Dataset rows
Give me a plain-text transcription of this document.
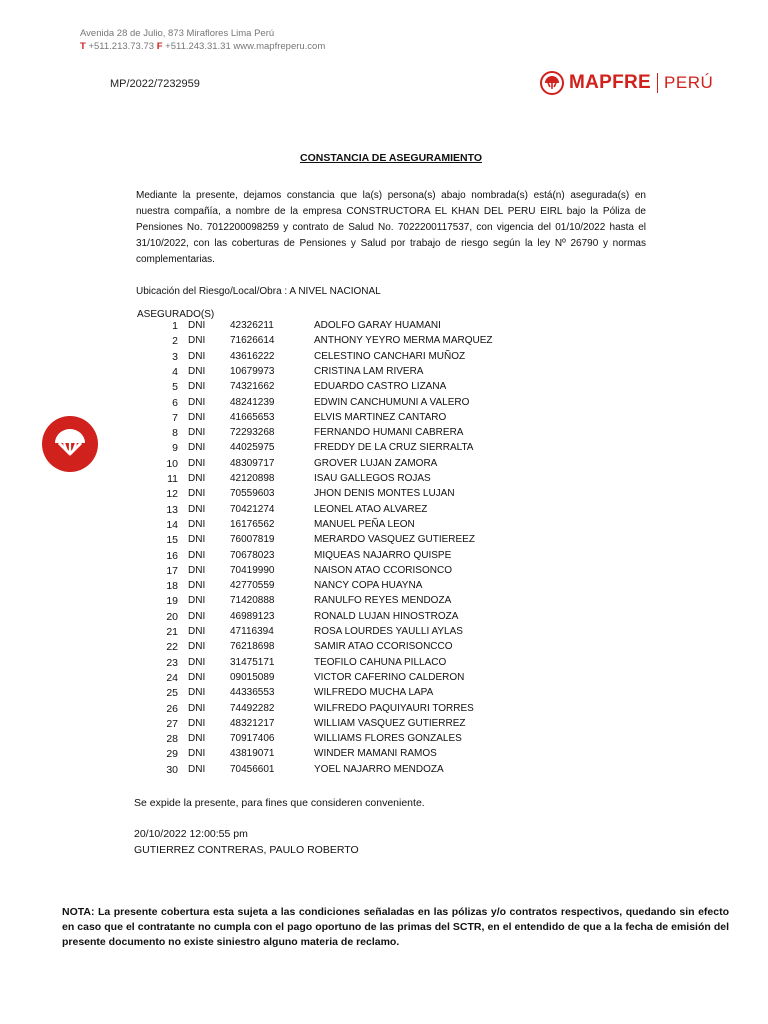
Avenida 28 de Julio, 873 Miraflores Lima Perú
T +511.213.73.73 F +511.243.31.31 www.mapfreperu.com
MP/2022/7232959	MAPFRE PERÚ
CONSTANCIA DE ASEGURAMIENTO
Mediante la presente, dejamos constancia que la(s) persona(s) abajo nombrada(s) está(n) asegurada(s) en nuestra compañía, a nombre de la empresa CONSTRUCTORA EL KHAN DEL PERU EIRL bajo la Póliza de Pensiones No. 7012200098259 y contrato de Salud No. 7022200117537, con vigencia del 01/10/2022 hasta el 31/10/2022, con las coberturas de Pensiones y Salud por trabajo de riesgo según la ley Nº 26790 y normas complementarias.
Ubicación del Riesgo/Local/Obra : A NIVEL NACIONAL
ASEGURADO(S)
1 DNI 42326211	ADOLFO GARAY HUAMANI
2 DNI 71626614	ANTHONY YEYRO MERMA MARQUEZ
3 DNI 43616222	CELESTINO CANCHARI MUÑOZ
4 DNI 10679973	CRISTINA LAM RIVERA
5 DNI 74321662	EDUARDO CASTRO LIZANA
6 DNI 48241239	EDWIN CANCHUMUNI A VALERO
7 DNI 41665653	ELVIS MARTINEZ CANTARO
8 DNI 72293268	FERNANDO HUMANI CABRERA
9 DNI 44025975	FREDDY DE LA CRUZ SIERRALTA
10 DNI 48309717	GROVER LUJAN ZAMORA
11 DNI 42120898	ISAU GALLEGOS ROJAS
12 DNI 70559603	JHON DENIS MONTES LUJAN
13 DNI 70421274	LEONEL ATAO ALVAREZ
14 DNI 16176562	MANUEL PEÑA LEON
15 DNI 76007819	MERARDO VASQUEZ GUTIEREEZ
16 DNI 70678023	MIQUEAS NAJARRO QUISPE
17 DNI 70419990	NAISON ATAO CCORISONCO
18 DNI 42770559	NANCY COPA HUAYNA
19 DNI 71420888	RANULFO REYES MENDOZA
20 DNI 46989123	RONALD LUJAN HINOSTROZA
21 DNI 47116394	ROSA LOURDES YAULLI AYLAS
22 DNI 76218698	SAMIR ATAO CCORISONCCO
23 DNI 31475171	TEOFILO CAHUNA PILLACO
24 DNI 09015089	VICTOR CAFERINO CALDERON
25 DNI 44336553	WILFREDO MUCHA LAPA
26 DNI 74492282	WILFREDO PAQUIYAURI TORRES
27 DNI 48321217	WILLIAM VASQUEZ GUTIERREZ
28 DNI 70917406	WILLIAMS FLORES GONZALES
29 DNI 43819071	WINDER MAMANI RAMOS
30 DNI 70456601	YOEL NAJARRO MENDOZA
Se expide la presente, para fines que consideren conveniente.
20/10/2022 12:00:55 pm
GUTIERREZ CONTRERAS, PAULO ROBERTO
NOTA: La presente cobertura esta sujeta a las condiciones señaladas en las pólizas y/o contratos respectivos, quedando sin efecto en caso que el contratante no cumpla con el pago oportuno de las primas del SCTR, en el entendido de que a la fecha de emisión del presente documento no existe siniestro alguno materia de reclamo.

**What you will do**: Set each line of the records down exactly, leaving every picture out.

**Exercise solution**:
Give me a plain-text transcription of this document.
Avenida 28 de Julio, 873 Miraflores Lima Perú
T +511.213.73.73 F +511.243.31.31 www.mapfreperu.com
MP/2022/7232959	MAPFRE PERÚ
CONSTANCIA DE ASEGURAMIENTO
Mediante la presente, dejamos constancia que la(s) persona(s) abajo nombrada(s) está(n) asegurada(s) en nuestra compañía, a nombre de la empresa CONSTRUCTORA EL KHAN DEL PERU EIRL bajo la Póliza de Pensiones No. 7012200098259 y contrato de Salud No. 7022200117537, con vigencia del 01/10/2022 hasta el 31/10/2022, con las coberturas de Pensiones y Salud por trabajo de riesgo según la ley Nº 26790 y normas complementarias.
Ubicación del Riesgo/Local/Obra : A NIVEL NACIONAL
ASEGURADO(S)
1 DNI 42326211	ADOLFO GARAY HUAMANI
2 DNI 71626614	ANTHONY YEYRO MERMA MARQUEZ
3 DNI 43616222	CELESTINO CANCHARI MUÑOZ
4 DNI 10679973	CRISTINA LAM RIVERA
5 DNI 74321662	EDUARDO CASTRO LIZANA
6 DNI 48241239	EDWIN CANCHUMUNI A VALERO
7 DNI 41665653	ELVIS MARTINEZ CANTARO
8 DNI 72293268	FERNANDO HUMANI CABRERA
9 DNI 44025975	FREDDY DE LA CRUZ SIERRALTA
10 DNI 48309717	GROVER LUJAN ZAMORA
11 DNI 42120898	ISAU GALLEGOS ROJAS
12 DNI 70559603	JHON DENIS MONTES LUJAN
13 DNI 70421274	LEONEL ATAO ALVAREZ
14 DNI 16176562	MANUEL PEÑA LEON
15 DNI 76007819	MERARDO VASQUEZ GUTIEREEZ
16 DNI 70678023	MIQUEAS NAJARRO QUISPE
17 DNI 70419990	NAISON ATAO CCORISONCO
18 DNI 42770559	NANCY COPA HUAYNA
19 DNI 71420888	RANULFO REYES MENDOZA
20 DNI 46989123	RONALD LUJAN HINOSTROZA
21 DNI 47116394	ROSA LOURDES YAULLI AYLAS
22 DNI 76218698	SAMIR ATAO CCORISONCCO
23 DNI 31475171	TEOFILO CAHUNA PILLACO
24 DNI 09015089	VICTOR CAFERINO CALDERON
25 DNI 44336553	WILFREDO MUCHA LAPA
26 DNI 74492282	WILFREDO PAQUIYAURI TORRES
27 DNI 48321217	WILLIAM VASQUEZ GUTIERREZ
28 DNI 70917406	WILLIAMS FLORES GONZALES
29 DNI 43819071	WINDER MAMANI RAMOS
30 DNI 70456601	YOEL NAJARRO MENDOZA
Se expide la presente, para fines que consideren conveniente.
20/10/2022 12:00:55 pm
GUTIERREZ CONTRERAS, PAULO ROBERTO
NOTA: La presente cobertura esta sujeta a las condiciones señaladas en las pólizas y/o contratos respectivos, quedando sin efecto en caso que el contratante no cumpla con el pago oportuno de las primas del SCTR, en el entendido de que a la fecha de emisión del presente documento no existe siniestro alguno materia de reclamo.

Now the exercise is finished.